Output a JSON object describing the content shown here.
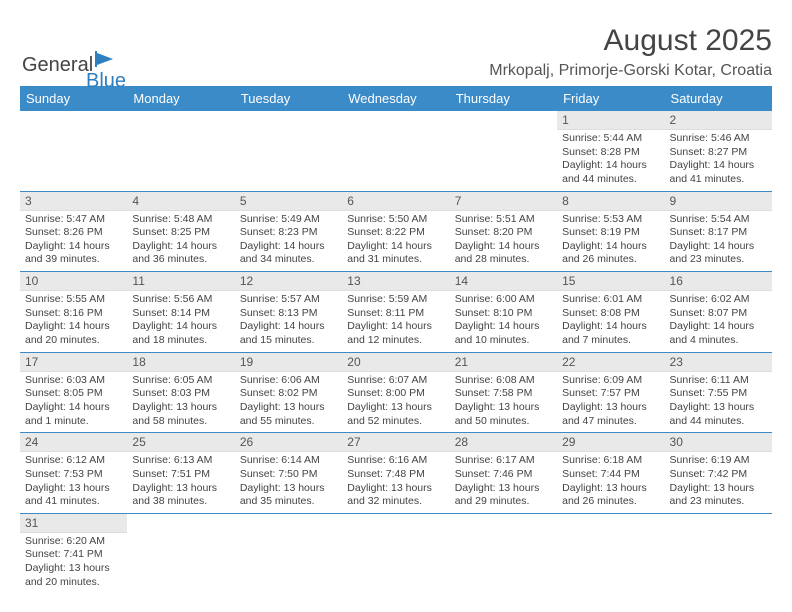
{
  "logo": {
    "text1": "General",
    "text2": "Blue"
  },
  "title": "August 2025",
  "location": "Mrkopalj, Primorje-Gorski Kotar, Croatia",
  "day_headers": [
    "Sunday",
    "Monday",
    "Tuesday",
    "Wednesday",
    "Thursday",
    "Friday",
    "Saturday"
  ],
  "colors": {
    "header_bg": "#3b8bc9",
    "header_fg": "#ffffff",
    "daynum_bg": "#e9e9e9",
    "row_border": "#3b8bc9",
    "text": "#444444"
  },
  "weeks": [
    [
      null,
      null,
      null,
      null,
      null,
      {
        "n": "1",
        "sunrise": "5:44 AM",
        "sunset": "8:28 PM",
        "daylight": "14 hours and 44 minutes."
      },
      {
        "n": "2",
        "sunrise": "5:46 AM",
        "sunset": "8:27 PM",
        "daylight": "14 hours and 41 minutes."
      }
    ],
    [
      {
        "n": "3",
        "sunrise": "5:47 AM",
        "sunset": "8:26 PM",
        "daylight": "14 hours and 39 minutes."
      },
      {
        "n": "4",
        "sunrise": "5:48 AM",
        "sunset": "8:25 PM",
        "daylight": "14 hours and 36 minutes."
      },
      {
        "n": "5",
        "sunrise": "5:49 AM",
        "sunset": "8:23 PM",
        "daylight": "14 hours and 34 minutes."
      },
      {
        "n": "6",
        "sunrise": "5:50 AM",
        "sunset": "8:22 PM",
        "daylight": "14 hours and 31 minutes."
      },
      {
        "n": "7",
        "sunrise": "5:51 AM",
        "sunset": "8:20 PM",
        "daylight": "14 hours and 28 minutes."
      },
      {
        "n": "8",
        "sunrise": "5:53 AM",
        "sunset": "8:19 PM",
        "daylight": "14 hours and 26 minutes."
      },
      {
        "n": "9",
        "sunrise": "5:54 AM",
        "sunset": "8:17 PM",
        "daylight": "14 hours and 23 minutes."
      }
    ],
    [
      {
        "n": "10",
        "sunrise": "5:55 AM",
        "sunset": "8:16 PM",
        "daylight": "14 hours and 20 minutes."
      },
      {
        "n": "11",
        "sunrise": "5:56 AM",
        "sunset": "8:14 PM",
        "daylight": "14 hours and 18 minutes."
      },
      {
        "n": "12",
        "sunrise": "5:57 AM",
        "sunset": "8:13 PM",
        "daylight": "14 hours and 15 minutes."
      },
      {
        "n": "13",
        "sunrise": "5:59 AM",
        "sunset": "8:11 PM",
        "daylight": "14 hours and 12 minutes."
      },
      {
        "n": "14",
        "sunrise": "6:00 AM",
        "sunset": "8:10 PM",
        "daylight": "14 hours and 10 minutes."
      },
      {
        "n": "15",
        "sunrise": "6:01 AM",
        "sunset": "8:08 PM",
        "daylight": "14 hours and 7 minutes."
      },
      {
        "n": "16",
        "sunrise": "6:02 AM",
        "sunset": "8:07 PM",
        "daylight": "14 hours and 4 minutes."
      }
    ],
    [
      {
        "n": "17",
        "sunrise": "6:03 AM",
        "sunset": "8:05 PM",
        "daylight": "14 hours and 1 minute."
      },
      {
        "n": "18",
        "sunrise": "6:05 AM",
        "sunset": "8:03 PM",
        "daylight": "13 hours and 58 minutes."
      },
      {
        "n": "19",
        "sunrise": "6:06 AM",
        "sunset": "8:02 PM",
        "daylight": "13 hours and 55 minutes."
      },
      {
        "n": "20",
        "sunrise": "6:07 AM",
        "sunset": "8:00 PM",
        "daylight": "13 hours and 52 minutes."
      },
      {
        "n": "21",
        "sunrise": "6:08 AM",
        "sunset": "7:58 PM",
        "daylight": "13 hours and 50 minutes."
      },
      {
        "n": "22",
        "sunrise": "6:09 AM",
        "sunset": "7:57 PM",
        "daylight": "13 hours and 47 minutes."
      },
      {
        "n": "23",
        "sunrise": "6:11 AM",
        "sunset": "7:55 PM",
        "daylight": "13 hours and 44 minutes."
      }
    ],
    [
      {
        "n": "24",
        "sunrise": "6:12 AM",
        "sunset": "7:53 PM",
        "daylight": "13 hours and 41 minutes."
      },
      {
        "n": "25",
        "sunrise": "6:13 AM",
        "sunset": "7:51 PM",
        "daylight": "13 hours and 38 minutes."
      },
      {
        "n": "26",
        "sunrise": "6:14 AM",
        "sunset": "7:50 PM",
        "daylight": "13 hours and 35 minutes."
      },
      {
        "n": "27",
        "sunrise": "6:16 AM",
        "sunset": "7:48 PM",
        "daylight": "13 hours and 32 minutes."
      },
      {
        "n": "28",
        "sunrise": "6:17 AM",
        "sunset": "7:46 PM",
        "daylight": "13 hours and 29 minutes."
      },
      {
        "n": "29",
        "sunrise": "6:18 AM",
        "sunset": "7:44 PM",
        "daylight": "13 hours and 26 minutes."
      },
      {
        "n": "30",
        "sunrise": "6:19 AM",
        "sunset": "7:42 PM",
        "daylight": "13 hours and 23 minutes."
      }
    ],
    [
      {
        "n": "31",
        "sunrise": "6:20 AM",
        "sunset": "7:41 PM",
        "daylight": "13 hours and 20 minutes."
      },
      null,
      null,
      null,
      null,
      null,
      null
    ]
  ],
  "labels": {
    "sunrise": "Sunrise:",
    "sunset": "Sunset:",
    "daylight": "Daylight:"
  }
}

----

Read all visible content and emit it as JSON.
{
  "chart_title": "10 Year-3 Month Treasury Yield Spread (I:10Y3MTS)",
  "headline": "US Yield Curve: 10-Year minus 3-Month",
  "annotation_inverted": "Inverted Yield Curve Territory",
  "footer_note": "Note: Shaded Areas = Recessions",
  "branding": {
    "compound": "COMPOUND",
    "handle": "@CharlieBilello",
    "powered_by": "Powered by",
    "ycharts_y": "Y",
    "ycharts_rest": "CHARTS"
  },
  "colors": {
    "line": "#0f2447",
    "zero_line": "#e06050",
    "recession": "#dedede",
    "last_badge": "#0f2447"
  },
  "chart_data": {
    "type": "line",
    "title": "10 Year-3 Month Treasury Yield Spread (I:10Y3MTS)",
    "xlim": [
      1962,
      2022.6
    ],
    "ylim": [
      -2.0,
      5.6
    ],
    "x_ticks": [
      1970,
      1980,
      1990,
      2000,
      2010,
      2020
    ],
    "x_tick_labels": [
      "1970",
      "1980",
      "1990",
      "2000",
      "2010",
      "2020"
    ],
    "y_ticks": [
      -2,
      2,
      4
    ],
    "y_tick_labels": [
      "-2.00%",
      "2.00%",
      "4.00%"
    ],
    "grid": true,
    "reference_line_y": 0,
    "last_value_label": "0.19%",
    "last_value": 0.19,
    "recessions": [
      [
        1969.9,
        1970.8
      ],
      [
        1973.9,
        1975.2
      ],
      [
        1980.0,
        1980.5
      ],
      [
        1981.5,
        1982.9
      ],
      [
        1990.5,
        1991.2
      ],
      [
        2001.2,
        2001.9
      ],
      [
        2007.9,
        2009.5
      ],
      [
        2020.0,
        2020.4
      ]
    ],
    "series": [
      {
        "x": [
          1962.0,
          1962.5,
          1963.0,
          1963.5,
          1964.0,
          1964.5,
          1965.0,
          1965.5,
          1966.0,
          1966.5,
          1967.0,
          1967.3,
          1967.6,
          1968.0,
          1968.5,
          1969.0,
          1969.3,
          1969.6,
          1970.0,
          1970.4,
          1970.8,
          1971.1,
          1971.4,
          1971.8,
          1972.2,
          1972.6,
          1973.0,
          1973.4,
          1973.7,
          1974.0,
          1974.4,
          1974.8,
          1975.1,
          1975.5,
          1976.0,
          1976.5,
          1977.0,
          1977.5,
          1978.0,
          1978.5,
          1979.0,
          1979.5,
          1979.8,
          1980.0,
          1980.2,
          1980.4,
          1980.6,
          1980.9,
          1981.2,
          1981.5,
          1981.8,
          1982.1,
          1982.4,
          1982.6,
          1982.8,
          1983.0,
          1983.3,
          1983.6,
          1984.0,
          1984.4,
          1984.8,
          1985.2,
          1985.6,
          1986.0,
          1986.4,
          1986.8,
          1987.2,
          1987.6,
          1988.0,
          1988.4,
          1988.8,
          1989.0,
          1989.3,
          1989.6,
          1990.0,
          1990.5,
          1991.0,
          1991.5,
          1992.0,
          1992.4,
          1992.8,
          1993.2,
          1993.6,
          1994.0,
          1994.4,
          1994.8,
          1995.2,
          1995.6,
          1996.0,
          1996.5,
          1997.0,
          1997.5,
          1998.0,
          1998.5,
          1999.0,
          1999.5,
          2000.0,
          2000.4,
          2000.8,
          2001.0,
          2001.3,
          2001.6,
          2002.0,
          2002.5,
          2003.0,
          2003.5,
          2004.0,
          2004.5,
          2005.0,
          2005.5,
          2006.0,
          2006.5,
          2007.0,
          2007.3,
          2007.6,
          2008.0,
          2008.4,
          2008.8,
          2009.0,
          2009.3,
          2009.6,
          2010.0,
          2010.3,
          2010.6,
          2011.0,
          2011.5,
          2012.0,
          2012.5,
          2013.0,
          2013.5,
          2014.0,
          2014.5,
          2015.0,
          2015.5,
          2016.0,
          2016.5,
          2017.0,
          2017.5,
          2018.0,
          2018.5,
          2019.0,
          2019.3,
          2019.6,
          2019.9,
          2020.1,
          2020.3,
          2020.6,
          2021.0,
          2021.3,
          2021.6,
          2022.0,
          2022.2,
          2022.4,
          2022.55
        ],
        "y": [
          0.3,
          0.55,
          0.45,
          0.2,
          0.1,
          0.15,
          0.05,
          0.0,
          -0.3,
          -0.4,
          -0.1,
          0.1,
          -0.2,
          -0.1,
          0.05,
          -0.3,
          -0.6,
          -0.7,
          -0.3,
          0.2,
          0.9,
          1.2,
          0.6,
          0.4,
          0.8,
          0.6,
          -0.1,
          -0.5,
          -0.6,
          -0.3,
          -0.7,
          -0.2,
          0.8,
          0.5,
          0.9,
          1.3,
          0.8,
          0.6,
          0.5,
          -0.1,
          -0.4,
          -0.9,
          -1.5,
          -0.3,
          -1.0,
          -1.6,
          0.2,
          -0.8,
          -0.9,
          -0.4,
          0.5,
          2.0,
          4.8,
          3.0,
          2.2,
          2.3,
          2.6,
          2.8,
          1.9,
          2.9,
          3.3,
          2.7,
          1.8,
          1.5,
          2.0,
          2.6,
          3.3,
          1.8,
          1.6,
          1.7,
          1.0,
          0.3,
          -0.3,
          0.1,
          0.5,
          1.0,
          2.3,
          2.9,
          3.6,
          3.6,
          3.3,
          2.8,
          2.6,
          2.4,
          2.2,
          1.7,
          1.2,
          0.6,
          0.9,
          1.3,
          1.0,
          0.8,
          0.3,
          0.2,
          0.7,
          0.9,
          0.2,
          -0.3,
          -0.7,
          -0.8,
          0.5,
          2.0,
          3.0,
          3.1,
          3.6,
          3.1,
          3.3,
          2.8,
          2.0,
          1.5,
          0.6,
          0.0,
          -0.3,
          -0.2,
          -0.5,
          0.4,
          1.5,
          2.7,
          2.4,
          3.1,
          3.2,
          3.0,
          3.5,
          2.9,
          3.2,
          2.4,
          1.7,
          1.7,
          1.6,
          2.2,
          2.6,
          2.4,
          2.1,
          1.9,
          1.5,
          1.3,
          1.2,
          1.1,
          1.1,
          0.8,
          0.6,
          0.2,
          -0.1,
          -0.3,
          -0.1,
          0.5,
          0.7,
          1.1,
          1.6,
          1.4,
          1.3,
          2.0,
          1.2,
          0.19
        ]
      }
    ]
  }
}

----

WHAT IS NEEDED:
Identify each line in the entries with the word "Treasury" and copy it.

ANSWER TO THE TASK:
  "chart_title": "10 Year-3 Month Treasury Yield Spread (I:10Y3MTS)",
    "title": "10 Year-3 Month Treasury Yield Spread (I:10Y3MTS)",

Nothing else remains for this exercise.